### Set exercise
Word for word, repeat the entries, minus the pictures.

### Items

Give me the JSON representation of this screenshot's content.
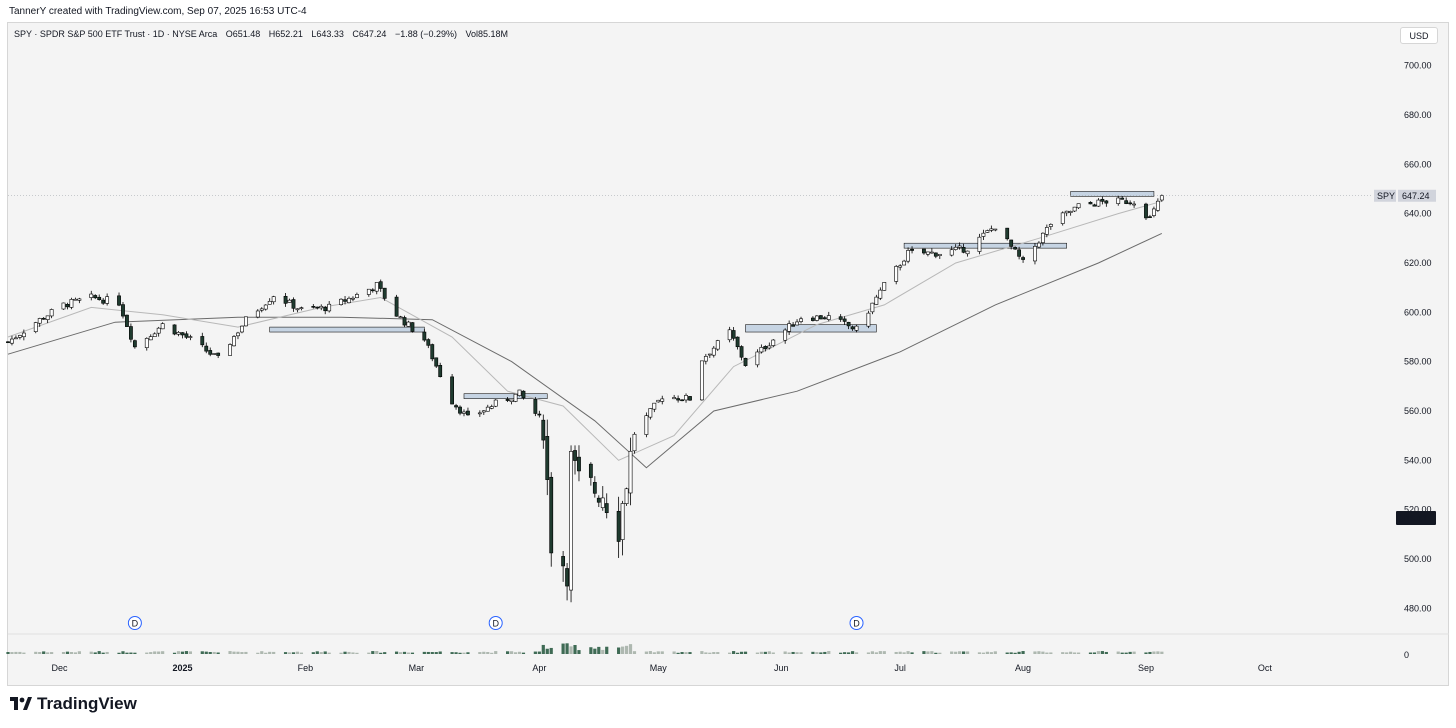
{
  "header": {
    "created_line": "TannerY created with TradingView.com, Sep 07, 2025 16:53 UTC-4"
  },
  "legend": {
    "symbol": "SPY · SPDR S&P 500 ETF Trust · 1D · NYSE Arca",
    "open": "O651.48",
    "high": "H652.21",
    "low": "L643.33",
    "close": "C647.24",
    "change": "−1.88 (−0.29%)",
    "volume": "Vol85.18M"
  },
  "currency_button": "USD",
  "price_tag": {
    "symbol": "SPY",
    "value": "647.24"
  },
  "crosshair_tag": "516.61",
  "volume_axis_label": "0",
  "dividend_marker": "D",
  "footer": {
    "brand": "TradingView"
  },
  "colors": {
    "up_fill": "#ffffff",
    "down_fill": "#1f3b2f",
    "candle_outline": "#000000",
    "sma_fast": "#b8b8b8",
    "sma_slow": "#6b6b6b",
    "zone_fill": "#b7c9de",
    "dividend_blue": "#2962ff",
    "volume_up": "#aeb8b0",
    "volume_down": "#3f6b55"
  },
  "chart_data": {
    "type": "candlestick",
    "title": "SPY · SPDR S&P 500 ETF Trust · 1D · NYSE Arca",
    "ylim": [
      470,
      712
    ],
    "y_ticks": [
      480,
      500,
      520,
      540,
      560,
      580,
      600,
      620,
      640,
      660,
      680,
      700
    ],
    "x_ticks": [
      "Dec",
      "2025",
      "Feb",
      "Mar",
      "Apr",
      "May",
      "Jun",
      "Jul",
      "Aug",
      "Sep",
      "Oct"
    ],
    "x_tick_dates": [
      "2024-12-01",
      "2025-01-01",
      "2025-02-01",
      "2025-03-01",
      "2025-04-01",
      "2025-05-01",
      "2025-06-01",
      "2025-07-01",
      "2025-08-01",
      "2025-09-01",
      "2025-10-01"
    ],
    "date_range": [
      "2024-11-18",
      "2025-10-28"
    ],
    "last_price": 647.24,
    "crosshair_price": 516.61,
    "price_series": [
      [
        "2024-11-18",
        588
      ],
      [
        "2024-11-25",
        596
      ],
      [
        "2024-12-02",
        603
      ],
      [
        "2024-12-09",
        606
      ],
      [
        "2024-12-16",
        604
      ],
      [
        "2024-12-20",
        586
      ],
      [
        "2024-12-27",
        595
      ],
      [
        "2025-01-03",
        589
      ],
      [
        "2025-01-10",
        581
      ],
      [
        "2025-01-17",
        597
      ],
      [
        "2025-01-24",
        607
      ],
      [
        "2025-01-31",
        601
      ],
      [
        "2025-02-07",
        602
      ],
      [
        "2025-02-14",
        607
      ],
      [
        "2025-02-19",
        611
      ],
      [
        "2025-02-24",
        599
      ],
      [
        "2025-03-03",
        589
      ],
      [
        "2025-03-10",
        564
      ],
      [
        "2025-03-14",
        557
      ],
      [
        "2025-03-21",
        563
      ],
      [
        "2025-03-27",
        567
      ],
      [
        "2025-04-02",
        555
      ],
      [
        "2025-04-04",
        507
      ],
      [
        "2025-04-08",
        496
      ],
      [
        "2025-04-09",
        540
      ],
      [
        "2025-04-11",
        531
      ],
      [
        "2025-04-17",
        527
      ],
      [
        "2025-04-21",
        513
      ],
      [
        "2025-04-25",
        551
      ],
      [
        "2025-05-02",
        566
      ],
      [
        "2025-05-09",
        565
      ],
      [
        "2025-05-12",
        581
      ],
      [
        "2025-05-19",
        592
      ],
      [
        "2025-05-23",
        579
      ],
      [
        "2025-05-30",
        589
      ],
      [
        "2025-06-06",
        598
      ],
      [
        "2025-06-13",
        598
      ],
      [
        "2025-06-20",
        593
      ],
      [
        "2025-06-27",
        611
      ],
      [
        "2025-07-03",
        624
      ],
      [
        "2025-07-11",
        624
      ],
      [
        "2025-07-18",
        626
      ],
      [
        "2025-07-25",
        635
      ],
      [
        "2025-08-01",
        620
      ],
      [
        "2025-08-08",
        636
      ],
      [
        "2025-08-15",
        643
      ],
      [
        "2025-08-22",
        645
      ],
      [
        "2025-08-29",
        645
      ],
      [
        "2025-09-02",
        638
      ],
      [
        "2025-09-05",
        647.24
      ]
    ],
    "sma_fast": [
      [
        "2024-11-18",
        590
      ],
      [
        "2024-12-09",
        602
      ],
      [
        "2024-12-27",
        599
      ],
      [
        "2025-01-15",
        594
      ],
      [
        "2025-02-05",
        602
      ],
      [
        "2025-02-20",
        606
      ],
      [
        "2025-03-10",
        590
      ],
      [
        "2025-03-24",
        568
      ],
      [
        "2025-04-07",
        562
      ],
      [
        "2025-04-21",
        540
      ],
      [
        "2025-05-05",
        550
      ],
      [
        "2025-05-20",
        578
      ],
      [
        "2025-06-10",
        595
      ],
      [
        "2025-06-27",
        603
      ],
      [
        "2025-07-15",
        620
      ],
      [
        "2025-08-05",
        630
      ],
      [
        "2025-08-25",
        640
      ],
      [
        "2025-09-05",
        645
      ]
    ],
    "sma_slow": [
      [
        "2024-11-18",
        583
      ],
      [
        "2024-12-15",
        596
      ],
      [
        "2025-01-15",
        598
      ],
      [
        "2025-02-10",
        598
      ],
      [
        "2025-03-05",
        597
      ],
      [
        "2025-03-25",
        580
      ],
      [
        "2025-04-15",
        556
      ],
      [
        "2025-04-28",
        537
      ],
      [
        "2025-05-15",
        560
      ],
      [
        "2025-06-05",
        568
      ],
      [
        "2025-07-01",
        584
      ],
      [
        "2025-07-25",
        603
      ],
      [
        "2025-08-20",
        620
      ],
      [
        "2025-09-05",
        632
      ]
    ],
    "zones": [
      {
        "from": "2025-01-23",
        "to": "2025-03-03",
        "low": 592,
        "high": 594
      },
      {
        "from": "2025-03-13",
        "to": "2025-04-03",
        "low": 565,
        "high": 567
      },
      {
        "from": "2025-05-23",
        "to": "2025-06-25",
        "low": 592,
        "high": 595
      },
      {
        "from": "2025-07-02",
        "to": "2025-08-12",
        "low": 626,
        "high": 628
      },
      {
        "from": "2025-08-13",
        "to": "2025-09-03",
        "low": 647,
        "high": 649
      }
    ],
    "dividends": [
      "2024-12-20",
      "2025-03-21",
      "2025-06-20"
    ],
    "volume_ylim": [
      0,
      30
    ]
  }
}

### Written solution
Give me the JSON representation of this screenshot's content.
{
  "header": {
    "created_line": "TannerY created with TradingView.com, Sep 07, 2025 16:53 UTC-4"
  },
  "legend": {
    "symbol": "SPY · SPDR S&P 500 ETF Trust · 1D · NYSE Arca",
    "open": "O651.48",
    "high": "H652.21",
    "low": "L643.33",
    "close": "C647.24",
    "change": "−1.88 (−0.29%)",
    "volume": "Vol85.18M"
  },
  "currency_button": "USD",
  "price_tag": {
    "symbol": "SPY",
    "value": "647.24"
  },
  "crosshair_tag": "516.61",
  "volume_axis_label": "0",
  "dividend_marker": "D",
  "footer": {
    "brand": "TradingView"
  },
  "colors": {
    "up_fill": "#ffffff",
    "down_fill": "#1f3b2f",
    "candle_outline": "#000000",
    "sma_fast": "#b8b8b8",
    "sma_slow": "#6b6b6b",
    "zone_fill": "#b7c9de",
    "dividend_blue": "#2962ff",
    "volume_up": "#aeb8b0",
    "volume_down": "#3f6b55"
  },
  "chart_data": {
    "type": "candlestick",
    "title": "SPY · SPDR S&P 500 ETF Trust · 1D · NYSE Arca",
    "ylim": [
      470,
      712
    ],
    "y_ticks": [
      480,
      500,
      520,
      540,
      560,
      580,
      600,
      620,
      640,
      660,
      680,
      700
    ],
    "x_ticks": [
      "Dec",
      "2025",
      "Feb",
      "Mar",
      "Apr",
      "May",
      "Jun",
      "Jul",
      "Aug",
      "Sep",
      "Oct"
    ],
    "x_tick_dates": [
      "2024-12-01",
      "2025-01-01",
      "2025-02-01",
      "2025-03-01",
      "2025-04-01",
      "2025-05-01",
      "2025-06-01",
      "2025-07-01",
      "2025-08-01",
      "2025-09-01",
      "2025-10-01"
    ],
    "date_range": [
      "2024-11-18",
      "2025-10-28"
    ],
    "last_price": 647.24,
    "crosshair_price": 516.61,
    "price_series": [
      [
        "2024-11-18",
        588
      ],
      [
        "2024-11-25",
        596
      ],
      [
        "2024-12-02",
        603
      ],
      [
        "2024-12-09",
        606
      ],
      [
        "2024-12-16",
        604
      ],
      [
        "2024-12-20",
        586
      ],
      [
        "2024-12-27",
        595
      ],
      [
        "2025-01-03",
        589
      ],
      [
        "2025-01-10",
        581
      ],
      [
        "2025-01-17",
        597
      ],
      [
        "2025-01-24",
        607
      ],
      [
        "2025-01-31",
        601
      ],
      [
        "2025-02-07",
        602
      ],
      [
        "2025-02-14",
        607
      ],
      [
        "2025-02-19",
        611
      ],
      [
        "2025-02-24",
        599
      ],
      [
        "2025-03-03",
        589
      ],
      [
        "2025-03-10",
        564
      ],
      [
        "2025-03-14",
        557
      ],
      [
        "2025-03-21",
        563
      ],
      [
        "2025-03-27",
        567
      ],
      [
        "2025-04-02",
        555
      ],
      [
        "2025-04-04",
        507
      ],
      [
        "2025-04-08",
        496
      ],
      [
        "2025-04-09",
        540
      ],
      [
        "2025-04-11",
        531
      ],
      [
        "2025-04-17",
        527
      ],
      [
        "2025-04-21",
        513
      ],
      [
        "2025-04-25",
        551
      ],
      [
        "2025-05-02",
        566
      ],
      [
        "2025-05-09",
        565
      ],
      [
        "2025-05-12",
        581
      ],
      [
        "2025-05-19",
        592
      ],
      [
        "2025-05-23",
        579
      ],
      [
        "2025-05-30",
        589
      ],
      [
        "2025-06-06",
        598
      ],
      [
        "2025-06-13",
        598
      ],
      [
        "2025-06-20",
        593
      ],
      [
        "2025-06-27",
        611
      ],
      [
        "2025-07-03",
        624
      ],
      [
        "2025-07-11",
        624
      ],
      [
        "2025-07-18",
        626
      ],
      [
        "2025-07-25",
        635
      ],
      [
        "2025-08-01",
        620
      ],
      [
        "2025-08-08",
        636
      ],
      [
        "2025-08-15",
        643
      ],
      [
        "2025-08-22",
        645
      ],
      [
        "2025-08-29",
        645
      ],
      [
        "2025-09-02",
        638
      ],
      [
        "2025-09-05",
        647.24
      ]
    ],
    "sma_fast": [
      [
        "2024-11-18",
        590
      ],
      [
        "2024-12-09",
        602
      ],
      [
        "2024-12-27",
        599
      ],
      [
        "2025-01-15",
        594
      ],
      [
        "2025-02-05",
        602
      ],
      [
        "2025-02-20",
        606
      ],
      [
        "2025-03-10",
        590
      ],
      [
        "2025-03-24",
        568
      ],
      [
        "2025-04-07",
        562
      ],
      [
        "2025-04-21",
        540
      ],
      [
        "2025-05-05",
        550
      ],
      [
        "2025-05-20",
        578
      ],
      [
        "2025-06-10",
        595
      ],
      [
        "2025-06-27",
        603
      ],
      [
        "2025-07-15",
        620
      ],
      [
        "2025-08-05",
        630
      ],
      [
        "2025-08-25",
        640
      ],
      [
        "2025-09-05",
        645
      ]
    ],
    "sma_slow": [
      [
        "2024-11-18",
        583
      ],
      [
        "2024-12-15",
        596
      ],
      [
        "2025-01-15",
        598
      ],
      [
        "2025-02-10",
        598
      ],
      [
        "2025-03-05",
        597
      ],
      [
        "2025-03-25",
        580
      ],
      [
        "2025-04-15",
        556
      ],
      [
        "2025-04-28",
        537
      ],
      [
        "2025-05-15",
        560
      ],
      [
        "2025-06-05",
        568
      ],
      [
        "2025-07-01",
        584
      ],
      [
        "2025-07-25",
        603
      ],
      [
        "2025-08-20",
        620
      ],
      [
        "2025-09-05",
        632
      ]
    ],
    "zones": [
      {
        "from": "2025-01-23",
        "to": "2025-03-03",
        "low": 592,
        "high": 594
      },
      {
        "from": "2025-03-13",
        "to": "2025-04-03",
        "low": 565,
        "high": 567
      },
      {
        "from": "2025-05-23",
        "to": "2025-06-25",
        "low": 592,
        "high": 595
      },
      {
        "from": "2025-07-02",
        "to": "2025-08-12",
        "low": 626,
        "high": 628
      },
      {
        "from": "2025-08-13",
        "to": "2025-09-03",
        "low": 647,
        "high": 649
      }
    ],
    "dividends": [
      "2024-12-20",
      "2025-03-21",
      "2025-06-20"
    ],
    "volume_ylim": [
      0,
      30
    ]
  }
}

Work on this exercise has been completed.